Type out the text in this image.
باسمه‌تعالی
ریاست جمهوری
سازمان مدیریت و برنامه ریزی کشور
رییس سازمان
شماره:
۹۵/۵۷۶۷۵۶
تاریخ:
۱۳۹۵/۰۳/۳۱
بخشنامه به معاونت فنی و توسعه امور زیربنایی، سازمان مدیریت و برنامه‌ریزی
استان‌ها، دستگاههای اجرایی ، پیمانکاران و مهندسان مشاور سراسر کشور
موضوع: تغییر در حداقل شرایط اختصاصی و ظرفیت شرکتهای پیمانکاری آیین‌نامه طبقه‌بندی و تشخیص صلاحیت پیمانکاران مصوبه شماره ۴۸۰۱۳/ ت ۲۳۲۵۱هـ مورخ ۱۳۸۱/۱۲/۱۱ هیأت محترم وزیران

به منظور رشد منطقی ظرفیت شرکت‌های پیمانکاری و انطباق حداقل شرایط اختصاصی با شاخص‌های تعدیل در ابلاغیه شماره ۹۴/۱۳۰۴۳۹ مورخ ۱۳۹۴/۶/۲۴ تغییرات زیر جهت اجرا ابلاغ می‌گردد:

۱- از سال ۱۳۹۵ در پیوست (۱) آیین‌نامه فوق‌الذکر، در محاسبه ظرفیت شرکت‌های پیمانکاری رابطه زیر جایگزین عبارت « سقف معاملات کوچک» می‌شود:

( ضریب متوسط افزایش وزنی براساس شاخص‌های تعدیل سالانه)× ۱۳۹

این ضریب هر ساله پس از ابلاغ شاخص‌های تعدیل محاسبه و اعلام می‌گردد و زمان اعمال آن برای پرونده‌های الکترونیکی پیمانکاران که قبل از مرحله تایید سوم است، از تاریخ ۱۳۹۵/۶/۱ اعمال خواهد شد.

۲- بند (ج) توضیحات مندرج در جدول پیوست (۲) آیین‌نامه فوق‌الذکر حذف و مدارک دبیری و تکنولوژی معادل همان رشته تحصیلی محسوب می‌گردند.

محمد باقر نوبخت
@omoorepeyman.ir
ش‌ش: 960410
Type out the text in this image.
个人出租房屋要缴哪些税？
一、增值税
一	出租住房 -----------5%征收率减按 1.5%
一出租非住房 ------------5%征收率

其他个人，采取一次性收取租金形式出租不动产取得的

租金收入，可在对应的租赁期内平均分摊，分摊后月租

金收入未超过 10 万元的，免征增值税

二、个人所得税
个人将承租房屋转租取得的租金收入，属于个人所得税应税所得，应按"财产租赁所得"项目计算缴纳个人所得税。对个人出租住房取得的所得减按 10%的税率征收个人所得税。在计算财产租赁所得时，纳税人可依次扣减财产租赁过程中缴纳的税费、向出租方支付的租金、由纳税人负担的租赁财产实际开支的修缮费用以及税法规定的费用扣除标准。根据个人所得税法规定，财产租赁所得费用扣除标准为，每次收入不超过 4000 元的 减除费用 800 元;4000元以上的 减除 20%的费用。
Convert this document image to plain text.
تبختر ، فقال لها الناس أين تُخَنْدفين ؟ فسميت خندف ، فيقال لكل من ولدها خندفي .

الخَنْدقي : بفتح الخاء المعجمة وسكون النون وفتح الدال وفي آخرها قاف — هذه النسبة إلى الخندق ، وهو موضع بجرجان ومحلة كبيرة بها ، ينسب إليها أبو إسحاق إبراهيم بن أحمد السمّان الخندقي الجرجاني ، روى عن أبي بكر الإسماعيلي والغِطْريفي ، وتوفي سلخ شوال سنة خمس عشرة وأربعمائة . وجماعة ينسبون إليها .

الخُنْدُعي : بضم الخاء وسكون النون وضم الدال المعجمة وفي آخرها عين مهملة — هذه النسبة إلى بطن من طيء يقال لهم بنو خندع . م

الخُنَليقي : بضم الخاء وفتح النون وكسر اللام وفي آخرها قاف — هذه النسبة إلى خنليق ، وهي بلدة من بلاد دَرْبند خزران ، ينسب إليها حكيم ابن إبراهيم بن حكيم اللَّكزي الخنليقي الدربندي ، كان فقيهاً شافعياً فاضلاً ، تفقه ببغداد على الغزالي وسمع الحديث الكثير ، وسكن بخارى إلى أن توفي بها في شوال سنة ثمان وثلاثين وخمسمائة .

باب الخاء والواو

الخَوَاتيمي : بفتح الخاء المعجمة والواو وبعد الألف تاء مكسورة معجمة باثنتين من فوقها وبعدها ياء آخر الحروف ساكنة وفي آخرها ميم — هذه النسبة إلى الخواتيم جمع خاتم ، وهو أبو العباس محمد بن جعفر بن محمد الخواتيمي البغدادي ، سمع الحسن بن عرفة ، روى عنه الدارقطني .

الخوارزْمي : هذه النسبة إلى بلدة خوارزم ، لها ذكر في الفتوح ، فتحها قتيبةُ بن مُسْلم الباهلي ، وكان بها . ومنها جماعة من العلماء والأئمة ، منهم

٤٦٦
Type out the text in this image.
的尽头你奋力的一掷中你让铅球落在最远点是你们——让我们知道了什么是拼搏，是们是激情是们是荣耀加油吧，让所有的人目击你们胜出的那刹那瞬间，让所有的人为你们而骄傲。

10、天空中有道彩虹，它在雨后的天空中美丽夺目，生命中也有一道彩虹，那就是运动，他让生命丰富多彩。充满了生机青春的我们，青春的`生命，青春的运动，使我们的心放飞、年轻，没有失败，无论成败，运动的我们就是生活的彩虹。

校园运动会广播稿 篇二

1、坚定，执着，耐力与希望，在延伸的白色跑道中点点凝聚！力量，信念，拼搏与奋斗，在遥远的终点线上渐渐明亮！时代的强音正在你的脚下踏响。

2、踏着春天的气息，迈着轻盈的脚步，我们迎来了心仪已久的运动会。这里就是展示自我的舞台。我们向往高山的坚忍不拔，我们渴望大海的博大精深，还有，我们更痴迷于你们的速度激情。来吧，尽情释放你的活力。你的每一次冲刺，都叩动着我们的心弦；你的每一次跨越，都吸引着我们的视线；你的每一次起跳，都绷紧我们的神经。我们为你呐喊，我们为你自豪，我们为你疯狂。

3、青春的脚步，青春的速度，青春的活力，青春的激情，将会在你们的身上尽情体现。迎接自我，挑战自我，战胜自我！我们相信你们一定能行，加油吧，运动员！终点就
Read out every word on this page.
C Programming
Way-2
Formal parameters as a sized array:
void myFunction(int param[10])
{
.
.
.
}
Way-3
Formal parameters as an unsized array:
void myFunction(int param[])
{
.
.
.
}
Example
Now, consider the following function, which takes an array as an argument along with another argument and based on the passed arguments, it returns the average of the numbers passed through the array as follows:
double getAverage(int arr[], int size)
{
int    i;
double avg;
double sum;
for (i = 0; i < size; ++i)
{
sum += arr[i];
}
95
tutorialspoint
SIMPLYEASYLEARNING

_Work required_: Look through the entries above and report each line where the string "شوال" occurs.

_Output of the exercise_:
الخَنْدقي : بفتح الخاء المعجمة وسكون النون وفتح الدال وفي آخرها قاف — هذه النسبة إلى الخندق ، وهو موضع بجرجان ومحلة كبيرة بها ، ينسب إليها أبو إسحاق إبراهيم بن أحمد السمّان الخندقي الجرجاني ، روى عن أبي بكر الإسماعيلي والغِطْريفي ، وتوفي سلخ شوال سنة خمس عشرة وأربعمائة . وجماعة ينسبون إليها .
الخُنَليقي : بضم الخاء وفتح النون وكسر اللام وفي آخرها قاف — هذه النسبة إلى خنليق ، وهي بلدة من بلاد دَرْبند خزران ، ينسب إليها حكيم ابن إبراهيم بن حكيم اللَّكزي الخنليقي الدربندي ، كان فقيهاً شافعياً فاضلاً ، تفقه ببغداد على الغزالي وسمع الحديث الكثير ، وسكن بخارى إلى أن توفي بها في شوال سنة ثمان وثلاثين وخمسمائة .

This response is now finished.